Say how many lines of the listing below contain "Elevation", giving the number and nothing else.

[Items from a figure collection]

________________________

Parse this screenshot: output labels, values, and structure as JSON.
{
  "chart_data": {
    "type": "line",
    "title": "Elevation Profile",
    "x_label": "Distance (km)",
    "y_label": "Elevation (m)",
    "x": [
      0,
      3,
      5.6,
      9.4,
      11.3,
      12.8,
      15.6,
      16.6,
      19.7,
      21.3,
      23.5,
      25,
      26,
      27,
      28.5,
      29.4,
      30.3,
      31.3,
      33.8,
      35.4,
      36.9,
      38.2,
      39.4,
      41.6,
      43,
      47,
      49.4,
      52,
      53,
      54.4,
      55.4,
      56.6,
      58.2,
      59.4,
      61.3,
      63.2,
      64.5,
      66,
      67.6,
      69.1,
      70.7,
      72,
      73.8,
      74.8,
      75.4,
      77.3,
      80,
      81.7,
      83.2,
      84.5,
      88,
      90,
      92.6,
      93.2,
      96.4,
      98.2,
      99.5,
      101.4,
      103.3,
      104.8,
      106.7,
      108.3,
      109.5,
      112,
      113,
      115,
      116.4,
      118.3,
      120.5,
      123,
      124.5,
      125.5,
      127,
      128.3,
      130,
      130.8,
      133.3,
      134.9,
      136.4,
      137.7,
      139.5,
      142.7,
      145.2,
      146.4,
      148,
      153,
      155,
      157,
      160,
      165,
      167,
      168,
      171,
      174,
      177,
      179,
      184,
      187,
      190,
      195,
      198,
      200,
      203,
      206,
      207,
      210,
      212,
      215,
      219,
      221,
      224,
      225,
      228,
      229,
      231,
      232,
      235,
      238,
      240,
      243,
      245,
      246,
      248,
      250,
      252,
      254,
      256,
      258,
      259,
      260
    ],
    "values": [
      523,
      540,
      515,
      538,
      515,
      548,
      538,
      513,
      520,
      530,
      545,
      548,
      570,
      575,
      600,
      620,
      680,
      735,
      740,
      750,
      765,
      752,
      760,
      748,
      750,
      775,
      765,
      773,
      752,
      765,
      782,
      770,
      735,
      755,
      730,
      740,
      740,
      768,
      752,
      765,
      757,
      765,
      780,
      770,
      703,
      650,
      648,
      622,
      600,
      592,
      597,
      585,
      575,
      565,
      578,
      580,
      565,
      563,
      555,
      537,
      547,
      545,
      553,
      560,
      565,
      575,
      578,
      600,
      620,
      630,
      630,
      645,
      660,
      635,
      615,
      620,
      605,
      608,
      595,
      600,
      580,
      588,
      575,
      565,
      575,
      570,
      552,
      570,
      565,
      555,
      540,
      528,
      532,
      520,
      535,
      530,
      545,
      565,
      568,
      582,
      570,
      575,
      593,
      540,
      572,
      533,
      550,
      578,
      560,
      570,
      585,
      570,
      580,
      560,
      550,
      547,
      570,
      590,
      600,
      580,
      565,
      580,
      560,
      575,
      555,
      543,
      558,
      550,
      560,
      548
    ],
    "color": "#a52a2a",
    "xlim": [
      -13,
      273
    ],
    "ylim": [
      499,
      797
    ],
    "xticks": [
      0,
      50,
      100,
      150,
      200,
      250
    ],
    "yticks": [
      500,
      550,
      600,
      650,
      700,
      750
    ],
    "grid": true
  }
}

________________________

COMPLETED TASK
2